[Figure dataset records]
——

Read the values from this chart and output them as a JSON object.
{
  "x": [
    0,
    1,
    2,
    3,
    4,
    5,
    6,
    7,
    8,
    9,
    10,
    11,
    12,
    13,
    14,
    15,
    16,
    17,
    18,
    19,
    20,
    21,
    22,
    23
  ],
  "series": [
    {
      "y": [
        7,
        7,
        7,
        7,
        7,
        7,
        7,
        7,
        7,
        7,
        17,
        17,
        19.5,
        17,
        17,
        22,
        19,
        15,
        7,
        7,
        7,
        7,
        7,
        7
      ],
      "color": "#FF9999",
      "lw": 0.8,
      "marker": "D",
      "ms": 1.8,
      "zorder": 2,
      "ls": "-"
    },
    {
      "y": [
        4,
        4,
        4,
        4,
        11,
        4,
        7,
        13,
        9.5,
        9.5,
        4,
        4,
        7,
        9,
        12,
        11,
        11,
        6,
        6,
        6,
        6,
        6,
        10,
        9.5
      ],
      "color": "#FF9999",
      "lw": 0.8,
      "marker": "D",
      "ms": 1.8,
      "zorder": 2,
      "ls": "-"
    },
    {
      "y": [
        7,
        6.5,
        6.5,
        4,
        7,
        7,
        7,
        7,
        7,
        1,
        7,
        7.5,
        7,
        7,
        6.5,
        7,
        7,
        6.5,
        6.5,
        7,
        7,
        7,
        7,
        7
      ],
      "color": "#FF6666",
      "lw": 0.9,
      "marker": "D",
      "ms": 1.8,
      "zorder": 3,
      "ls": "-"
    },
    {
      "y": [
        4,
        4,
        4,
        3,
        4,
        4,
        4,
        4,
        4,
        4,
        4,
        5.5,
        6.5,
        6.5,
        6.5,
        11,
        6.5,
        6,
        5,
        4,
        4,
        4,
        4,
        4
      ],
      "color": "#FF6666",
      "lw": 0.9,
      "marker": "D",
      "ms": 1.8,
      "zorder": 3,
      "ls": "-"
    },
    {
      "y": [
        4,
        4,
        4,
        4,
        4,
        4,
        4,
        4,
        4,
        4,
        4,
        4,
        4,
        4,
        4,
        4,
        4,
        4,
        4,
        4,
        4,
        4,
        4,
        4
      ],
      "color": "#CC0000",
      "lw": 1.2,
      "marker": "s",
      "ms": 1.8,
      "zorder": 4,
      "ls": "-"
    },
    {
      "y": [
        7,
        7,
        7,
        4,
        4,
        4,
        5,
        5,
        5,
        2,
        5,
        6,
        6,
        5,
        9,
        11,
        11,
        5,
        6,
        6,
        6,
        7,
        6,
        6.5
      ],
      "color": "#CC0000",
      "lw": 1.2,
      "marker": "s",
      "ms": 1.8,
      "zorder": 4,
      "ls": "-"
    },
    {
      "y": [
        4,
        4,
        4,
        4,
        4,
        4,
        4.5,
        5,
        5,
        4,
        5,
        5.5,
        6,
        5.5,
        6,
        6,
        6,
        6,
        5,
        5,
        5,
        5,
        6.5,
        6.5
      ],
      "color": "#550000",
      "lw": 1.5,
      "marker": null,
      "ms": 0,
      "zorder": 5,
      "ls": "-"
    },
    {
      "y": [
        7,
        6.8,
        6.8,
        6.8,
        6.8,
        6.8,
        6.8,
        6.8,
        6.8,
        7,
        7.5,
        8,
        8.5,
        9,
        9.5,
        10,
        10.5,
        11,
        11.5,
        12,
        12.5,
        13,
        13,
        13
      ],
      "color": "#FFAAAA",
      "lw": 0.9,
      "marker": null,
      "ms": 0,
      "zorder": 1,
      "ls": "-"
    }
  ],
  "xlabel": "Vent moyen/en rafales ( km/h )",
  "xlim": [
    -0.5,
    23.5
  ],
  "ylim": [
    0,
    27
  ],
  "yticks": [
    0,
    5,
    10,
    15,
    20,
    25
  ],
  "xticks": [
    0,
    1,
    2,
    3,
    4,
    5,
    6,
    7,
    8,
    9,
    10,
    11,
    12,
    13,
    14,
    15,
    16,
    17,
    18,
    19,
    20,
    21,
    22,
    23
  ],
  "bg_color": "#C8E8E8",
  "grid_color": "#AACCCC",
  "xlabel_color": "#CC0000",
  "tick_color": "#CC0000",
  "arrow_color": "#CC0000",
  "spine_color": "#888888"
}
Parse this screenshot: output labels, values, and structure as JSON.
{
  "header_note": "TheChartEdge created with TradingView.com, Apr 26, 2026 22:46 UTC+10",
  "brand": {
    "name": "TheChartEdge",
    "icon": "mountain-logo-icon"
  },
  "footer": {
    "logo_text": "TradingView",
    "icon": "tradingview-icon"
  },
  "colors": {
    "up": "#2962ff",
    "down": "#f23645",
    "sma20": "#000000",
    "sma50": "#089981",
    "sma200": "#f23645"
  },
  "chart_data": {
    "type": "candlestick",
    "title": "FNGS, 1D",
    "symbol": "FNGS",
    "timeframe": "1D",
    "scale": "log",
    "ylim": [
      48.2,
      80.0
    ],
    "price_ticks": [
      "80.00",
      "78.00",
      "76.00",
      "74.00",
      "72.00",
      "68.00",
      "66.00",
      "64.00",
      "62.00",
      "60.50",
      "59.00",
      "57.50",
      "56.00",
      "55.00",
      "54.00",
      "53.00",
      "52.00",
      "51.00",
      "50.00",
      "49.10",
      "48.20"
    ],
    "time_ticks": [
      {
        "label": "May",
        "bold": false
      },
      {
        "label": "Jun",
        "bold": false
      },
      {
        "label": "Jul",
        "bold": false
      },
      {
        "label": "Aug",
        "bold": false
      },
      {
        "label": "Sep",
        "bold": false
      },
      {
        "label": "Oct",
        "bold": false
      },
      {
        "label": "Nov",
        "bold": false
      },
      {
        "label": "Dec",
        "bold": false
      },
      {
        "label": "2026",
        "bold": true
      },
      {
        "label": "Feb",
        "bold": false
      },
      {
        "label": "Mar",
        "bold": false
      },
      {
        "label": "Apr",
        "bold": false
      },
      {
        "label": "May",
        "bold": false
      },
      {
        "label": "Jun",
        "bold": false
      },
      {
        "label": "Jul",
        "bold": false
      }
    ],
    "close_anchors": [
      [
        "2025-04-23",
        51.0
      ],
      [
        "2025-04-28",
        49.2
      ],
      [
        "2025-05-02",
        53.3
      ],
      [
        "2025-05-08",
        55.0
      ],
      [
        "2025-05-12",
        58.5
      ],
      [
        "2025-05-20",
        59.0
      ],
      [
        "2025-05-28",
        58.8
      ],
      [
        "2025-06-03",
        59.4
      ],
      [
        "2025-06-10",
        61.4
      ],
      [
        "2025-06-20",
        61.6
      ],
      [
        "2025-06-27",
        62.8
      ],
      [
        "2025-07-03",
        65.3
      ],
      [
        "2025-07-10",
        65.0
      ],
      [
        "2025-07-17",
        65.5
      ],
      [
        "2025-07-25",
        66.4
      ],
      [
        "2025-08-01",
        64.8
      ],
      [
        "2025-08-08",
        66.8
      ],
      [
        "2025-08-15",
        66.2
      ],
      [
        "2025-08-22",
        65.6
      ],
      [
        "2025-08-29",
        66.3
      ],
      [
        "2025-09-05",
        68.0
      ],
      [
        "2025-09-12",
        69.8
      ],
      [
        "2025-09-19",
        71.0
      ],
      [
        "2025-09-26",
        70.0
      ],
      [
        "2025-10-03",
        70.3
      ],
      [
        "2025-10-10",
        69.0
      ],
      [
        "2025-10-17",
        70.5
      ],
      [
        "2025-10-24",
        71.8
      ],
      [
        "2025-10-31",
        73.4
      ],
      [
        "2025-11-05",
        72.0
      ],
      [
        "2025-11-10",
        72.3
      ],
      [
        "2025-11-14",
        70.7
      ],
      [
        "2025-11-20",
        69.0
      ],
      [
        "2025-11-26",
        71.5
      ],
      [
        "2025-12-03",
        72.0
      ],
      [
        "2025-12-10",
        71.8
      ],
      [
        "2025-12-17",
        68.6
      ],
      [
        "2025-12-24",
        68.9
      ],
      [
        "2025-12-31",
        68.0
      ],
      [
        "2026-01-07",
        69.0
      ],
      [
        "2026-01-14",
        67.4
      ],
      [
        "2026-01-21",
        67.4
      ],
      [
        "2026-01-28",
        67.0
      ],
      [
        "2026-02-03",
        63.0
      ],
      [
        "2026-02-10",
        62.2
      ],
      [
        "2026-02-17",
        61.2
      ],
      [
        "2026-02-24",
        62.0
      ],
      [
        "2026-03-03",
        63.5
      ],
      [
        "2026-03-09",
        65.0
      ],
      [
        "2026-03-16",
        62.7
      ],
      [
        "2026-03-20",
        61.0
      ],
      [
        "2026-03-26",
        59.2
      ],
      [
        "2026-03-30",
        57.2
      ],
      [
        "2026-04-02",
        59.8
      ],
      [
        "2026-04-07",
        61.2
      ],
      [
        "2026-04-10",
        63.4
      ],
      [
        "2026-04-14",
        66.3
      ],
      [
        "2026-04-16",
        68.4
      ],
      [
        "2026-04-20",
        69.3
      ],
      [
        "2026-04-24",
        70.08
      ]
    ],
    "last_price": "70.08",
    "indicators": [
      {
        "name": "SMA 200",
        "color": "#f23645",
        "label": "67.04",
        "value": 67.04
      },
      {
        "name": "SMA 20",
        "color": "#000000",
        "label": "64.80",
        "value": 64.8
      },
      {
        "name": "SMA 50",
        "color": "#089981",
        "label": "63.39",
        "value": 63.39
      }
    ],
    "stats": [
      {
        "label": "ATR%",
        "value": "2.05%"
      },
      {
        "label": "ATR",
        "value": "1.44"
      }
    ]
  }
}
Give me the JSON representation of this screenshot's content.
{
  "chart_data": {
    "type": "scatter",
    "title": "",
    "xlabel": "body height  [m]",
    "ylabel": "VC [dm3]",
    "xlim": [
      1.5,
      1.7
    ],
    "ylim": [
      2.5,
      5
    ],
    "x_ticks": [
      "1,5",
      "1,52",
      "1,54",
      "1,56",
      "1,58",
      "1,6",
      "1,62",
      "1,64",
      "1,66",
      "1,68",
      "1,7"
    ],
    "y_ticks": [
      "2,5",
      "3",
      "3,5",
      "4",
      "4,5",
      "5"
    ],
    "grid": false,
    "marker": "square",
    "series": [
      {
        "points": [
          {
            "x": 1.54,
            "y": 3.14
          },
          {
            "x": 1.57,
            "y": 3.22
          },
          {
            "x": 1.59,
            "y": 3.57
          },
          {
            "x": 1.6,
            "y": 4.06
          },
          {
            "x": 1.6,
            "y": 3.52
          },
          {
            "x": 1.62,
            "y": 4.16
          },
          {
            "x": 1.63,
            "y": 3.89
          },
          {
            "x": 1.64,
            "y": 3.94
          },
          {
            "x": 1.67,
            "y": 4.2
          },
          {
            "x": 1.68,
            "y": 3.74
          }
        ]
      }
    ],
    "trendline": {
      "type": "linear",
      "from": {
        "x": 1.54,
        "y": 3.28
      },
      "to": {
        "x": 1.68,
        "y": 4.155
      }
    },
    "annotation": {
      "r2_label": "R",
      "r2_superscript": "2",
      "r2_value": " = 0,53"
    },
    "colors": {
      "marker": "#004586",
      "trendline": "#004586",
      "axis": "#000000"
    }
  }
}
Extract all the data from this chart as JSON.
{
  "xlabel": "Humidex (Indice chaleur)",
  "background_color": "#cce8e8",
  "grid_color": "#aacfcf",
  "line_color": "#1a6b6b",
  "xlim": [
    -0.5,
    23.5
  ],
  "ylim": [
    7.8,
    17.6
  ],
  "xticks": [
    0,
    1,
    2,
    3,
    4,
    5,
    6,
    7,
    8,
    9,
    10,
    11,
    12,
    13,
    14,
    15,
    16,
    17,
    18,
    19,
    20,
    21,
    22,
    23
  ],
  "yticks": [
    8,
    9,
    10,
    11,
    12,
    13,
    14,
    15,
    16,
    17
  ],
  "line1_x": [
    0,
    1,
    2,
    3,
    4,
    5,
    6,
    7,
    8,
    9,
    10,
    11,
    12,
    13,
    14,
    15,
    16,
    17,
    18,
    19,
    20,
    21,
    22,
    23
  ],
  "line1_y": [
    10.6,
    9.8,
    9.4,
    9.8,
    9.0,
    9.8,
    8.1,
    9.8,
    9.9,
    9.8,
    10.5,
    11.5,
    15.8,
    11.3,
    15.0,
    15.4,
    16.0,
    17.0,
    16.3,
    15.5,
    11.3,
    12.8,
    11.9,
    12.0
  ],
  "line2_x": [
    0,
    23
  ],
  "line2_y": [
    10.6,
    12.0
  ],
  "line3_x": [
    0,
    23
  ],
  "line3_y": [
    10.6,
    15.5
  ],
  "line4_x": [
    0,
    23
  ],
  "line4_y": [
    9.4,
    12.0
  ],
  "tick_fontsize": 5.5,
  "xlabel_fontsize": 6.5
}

——

◆ Exercise prompt
Pull out every line holding "icon" from the records above, and copy it.

◆ Completed task
    "icon": "mountain-logo-icon"
    "icon": "tradingview-icon"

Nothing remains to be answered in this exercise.